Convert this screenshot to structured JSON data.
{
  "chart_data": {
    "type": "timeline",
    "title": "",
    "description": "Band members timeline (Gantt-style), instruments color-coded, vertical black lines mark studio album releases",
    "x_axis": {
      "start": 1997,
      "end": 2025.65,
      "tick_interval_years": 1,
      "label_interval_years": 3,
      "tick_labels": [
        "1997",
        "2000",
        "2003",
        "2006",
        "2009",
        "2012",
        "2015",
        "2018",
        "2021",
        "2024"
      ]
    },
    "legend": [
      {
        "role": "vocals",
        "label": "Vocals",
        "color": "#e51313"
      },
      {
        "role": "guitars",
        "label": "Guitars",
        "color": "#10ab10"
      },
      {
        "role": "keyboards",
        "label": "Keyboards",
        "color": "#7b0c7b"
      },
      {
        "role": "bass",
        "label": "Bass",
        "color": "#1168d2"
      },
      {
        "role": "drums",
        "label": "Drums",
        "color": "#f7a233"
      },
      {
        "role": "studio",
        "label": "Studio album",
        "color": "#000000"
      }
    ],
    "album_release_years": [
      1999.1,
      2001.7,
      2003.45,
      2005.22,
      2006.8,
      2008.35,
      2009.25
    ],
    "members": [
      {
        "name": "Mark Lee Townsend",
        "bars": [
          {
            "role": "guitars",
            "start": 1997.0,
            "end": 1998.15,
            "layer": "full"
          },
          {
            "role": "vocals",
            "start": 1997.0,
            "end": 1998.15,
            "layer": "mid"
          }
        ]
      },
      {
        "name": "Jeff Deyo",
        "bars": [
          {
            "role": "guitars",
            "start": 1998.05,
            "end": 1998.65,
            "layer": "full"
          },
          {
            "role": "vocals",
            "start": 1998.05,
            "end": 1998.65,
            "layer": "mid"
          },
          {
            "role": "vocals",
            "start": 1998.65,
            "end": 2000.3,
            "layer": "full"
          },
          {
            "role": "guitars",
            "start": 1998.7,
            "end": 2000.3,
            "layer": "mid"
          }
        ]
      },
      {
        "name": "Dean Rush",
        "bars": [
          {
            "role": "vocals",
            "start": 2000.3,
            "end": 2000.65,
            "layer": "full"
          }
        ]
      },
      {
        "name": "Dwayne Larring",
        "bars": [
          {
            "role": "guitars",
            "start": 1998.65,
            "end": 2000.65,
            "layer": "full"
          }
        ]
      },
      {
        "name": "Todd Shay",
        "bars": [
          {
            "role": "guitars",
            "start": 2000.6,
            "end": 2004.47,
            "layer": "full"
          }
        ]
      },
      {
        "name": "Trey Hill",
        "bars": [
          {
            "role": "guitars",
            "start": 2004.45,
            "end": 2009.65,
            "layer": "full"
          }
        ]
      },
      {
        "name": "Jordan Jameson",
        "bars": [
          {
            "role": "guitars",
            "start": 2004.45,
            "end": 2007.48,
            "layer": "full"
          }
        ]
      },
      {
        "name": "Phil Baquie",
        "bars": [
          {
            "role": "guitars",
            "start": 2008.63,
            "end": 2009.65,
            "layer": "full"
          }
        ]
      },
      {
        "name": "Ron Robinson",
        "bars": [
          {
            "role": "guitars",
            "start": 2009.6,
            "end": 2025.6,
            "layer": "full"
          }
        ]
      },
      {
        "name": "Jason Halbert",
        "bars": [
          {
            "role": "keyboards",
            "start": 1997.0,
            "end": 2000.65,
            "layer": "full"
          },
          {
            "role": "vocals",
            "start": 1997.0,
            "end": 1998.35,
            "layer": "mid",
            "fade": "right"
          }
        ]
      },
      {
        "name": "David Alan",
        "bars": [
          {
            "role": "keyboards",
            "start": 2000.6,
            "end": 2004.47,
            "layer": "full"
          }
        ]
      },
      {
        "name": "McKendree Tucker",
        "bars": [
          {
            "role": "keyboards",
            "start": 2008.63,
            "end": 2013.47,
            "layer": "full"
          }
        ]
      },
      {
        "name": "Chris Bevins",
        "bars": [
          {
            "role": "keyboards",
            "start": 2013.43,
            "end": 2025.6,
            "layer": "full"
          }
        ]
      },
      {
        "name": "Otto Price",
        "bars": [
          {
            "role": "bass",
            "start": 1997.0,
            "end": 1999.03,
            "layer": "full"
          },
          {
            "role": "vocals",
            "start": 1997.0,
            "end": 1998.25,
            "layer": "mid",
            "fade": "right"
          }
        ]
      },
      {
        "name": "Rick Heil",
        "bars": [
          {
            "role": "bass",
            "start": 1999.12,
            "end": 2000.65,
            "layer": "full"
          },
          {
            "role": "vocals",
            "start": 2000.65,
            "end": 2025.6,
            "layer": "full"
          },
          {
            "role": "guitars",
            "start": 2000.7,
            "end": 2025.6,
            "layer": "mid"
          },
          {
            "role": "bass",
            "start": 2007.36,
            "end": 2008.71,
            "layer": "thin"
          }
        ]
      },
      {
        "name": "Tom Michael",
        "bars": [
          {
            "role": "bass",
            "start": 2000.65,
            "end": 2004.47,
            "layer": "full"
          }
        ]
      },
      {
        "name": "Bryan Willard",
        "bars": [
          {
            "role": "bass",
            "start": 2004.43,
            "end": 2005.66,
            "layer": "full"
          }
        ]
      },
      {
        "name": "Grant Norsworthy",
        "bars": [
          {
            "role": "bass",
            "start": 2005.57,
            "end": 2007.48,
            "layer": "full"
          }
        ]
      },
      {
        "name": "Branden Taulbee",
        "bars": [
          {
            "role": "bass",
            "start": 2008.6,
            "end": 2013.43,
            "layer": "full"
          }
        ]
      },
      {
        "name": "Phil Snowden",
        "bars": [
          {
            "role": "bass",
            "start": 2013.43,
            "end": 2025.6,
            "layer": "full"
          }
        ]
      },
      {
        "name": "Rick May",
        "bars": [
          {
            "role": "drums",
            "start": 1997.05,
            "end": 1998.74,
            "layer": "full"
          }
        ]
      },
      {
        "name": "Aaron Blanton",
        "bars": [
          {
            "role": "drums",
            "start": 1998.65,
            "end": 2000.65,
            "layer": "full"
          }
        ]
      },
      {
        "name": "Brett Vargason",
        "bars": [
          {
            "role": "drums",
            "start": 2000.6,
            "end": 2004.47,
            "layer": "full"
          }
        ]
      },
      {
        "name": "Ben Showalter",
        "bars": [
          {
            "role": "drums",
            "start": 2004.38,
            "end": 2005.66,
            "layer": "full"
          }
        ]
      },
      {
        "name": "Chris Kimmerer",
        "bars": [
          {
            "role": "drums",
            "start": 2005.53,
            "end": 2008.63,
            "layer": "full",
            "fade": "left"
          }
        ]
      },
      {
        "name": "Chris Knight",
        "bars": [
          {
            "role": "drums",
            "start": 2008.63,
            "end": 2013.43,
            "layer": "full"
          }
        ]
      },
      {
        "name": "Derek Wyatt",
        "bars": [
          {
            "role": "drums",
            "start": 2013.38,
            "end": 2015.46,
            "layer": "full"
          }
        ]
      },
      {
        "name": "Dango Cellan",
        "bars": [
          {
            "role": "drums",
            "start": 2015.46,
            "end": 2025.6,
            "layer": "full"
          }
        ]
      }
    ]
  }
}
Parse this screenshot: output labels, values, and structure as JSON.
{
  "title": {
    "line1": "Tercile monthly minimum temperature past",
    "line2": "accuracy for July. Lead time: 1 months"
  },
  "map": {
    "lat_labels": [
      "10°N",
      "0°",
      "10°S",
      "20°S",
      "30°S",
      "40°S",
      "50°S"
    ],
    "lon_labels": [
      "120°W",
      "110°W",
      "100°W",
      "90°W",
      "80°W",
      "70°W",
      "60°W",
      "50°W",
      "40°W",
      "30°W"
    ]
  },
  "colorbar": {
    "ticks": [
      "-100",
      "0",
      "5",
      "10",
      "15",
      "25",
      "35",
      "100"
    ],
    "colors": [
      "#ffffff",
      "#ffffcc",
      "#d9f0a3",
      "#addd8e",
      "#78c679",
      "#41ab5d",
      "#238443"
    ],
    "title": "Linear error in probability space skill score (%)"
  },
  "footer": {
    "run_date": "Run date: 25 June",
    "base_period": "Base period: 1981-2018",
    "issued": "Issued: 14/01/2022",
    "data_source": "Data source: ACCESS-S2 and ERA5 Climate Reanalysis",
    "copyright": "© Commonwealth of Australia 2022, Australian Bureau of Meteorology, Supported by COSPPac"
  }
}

++++++

▶ _Written exercise_
Can you quote exactly the lines from the one containing "Parse this screenshot: output" through the last line of the records above, and nothing else?

▶ _Task answer_
Parse this screenshot: output labels, values, and structure as JSON.
{
  "title": {
    "line1": "Tercile monthly minimum temperature past",
    "line2": "accuracy for July. Lead time: 1 months"
  },
  "map": {
    "lat_labels": [
      "10°N",
      "0°",
      "10°S",
      "20°S",
      "30°S",
      "40°S",
      "50°S"
    ],
    "lon_labels": [
      "120°W",
      "110°W",
      "100°W",
      "90°W",
      "80°W",
      "70°W",
      "60°W",
      "50°W",
      "40°W",
      "30°W"
    ]
  },
  "colorbar": {
    "ticks": [
      "-100",
      "0",
      "5",
      "10",
      "15",
      "25",
      "35",
      "100"
    ],
    "colors": [
      "#ffffff",
      "#ffffcc",
      "#d9f0a3",
      "#addd8e",
      "#78c679",
      "#41ab5d",
      "#238443"
    ],
    "title": "Linear error in probability space skill score (%)"
  },
  "footer": {
    "run_date": "Run date: 25 June",
    "base_period": "Base period: 1981-2018",
    "issued": "Issued: 14/01/2022",
    "data_source": "Data source: ACCESS-S2 and ERA5 Climate Reanalysis",
    "copyright": "© Commonwealth of Australia 2022, Australian Bureau of Meteorology, Supported by COSPPac"
  }
}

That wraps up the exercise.